Copy every line from the records below that holds the word "Devon".
--- begin THE INPUT ---
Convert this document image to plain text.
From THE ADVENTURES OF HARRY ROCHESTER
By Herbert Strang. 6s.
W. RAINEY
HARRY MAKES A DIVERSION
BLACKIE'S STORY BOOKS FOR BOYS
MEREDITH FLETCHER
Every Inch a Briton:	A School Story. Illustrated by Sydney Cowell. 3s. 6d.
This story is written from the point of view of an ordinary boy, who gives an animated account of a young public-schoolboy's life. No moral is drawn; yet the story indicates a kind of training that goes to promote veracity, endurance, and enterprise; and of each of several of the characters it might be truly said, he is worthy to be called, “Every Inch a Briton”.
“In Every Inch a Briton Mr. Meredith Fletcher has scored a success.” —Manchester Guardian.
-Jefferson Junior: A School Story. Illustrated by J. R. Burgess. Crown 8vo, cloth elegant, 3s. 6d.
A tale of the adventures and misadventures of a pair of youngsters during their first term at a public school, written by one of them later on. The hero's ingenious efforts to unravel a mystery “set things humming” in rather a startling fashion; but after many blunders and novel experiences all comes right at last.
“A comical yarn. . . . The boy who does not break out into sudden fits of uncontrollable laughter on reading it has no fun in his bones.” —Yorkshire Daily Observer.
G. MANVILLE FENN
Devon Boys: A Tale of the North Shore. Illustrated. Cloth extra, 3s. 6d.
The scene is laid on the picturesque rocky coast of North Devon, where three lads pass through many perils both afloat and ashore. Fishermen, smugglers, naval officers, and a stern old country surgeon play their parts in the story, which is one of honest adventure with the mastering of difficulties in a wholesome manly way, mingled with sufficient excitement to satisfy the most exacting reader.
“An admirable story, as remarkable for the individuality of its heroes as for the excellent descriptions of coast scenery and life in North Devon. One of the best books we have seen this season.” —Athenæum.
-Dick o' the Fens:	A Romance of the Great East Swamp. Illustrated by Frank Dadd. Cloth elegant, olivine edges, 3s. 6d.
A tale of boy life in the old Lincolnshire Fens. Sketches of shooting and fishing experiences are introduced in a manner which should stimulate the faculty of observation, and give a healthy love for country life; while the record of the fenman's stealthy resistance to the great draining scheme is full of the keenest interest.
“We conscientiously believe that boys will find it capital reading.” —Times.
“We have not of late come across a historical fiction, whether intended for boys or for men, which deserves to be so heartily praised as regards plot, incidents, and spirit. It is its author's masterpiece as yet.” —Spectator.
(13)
--- end THE INPUT ---
EXERCISE SOLUTION:
Devon Boys: A Tale of the North Shore. Illustrated. Cloth extra, 3s. 6d.
The scene is laid on the picturesque rocky coast of North Devon, where three lads pass through many perils both afloat and ashore. Fishermen, smugglers, naval officers, and a stern old country surgeon play their parts in the story, which is one of honest adventure with the mastering of difficulties in a wholesome manly way, mingled with sufficient excitement to satisfy the most exacting reader.
“An admirable story, as remarkable for the individuality of its heroes as for the excellent descriptions of coast scenery and life in North Devon. One of the best books we have seen this season.” —Athenæum.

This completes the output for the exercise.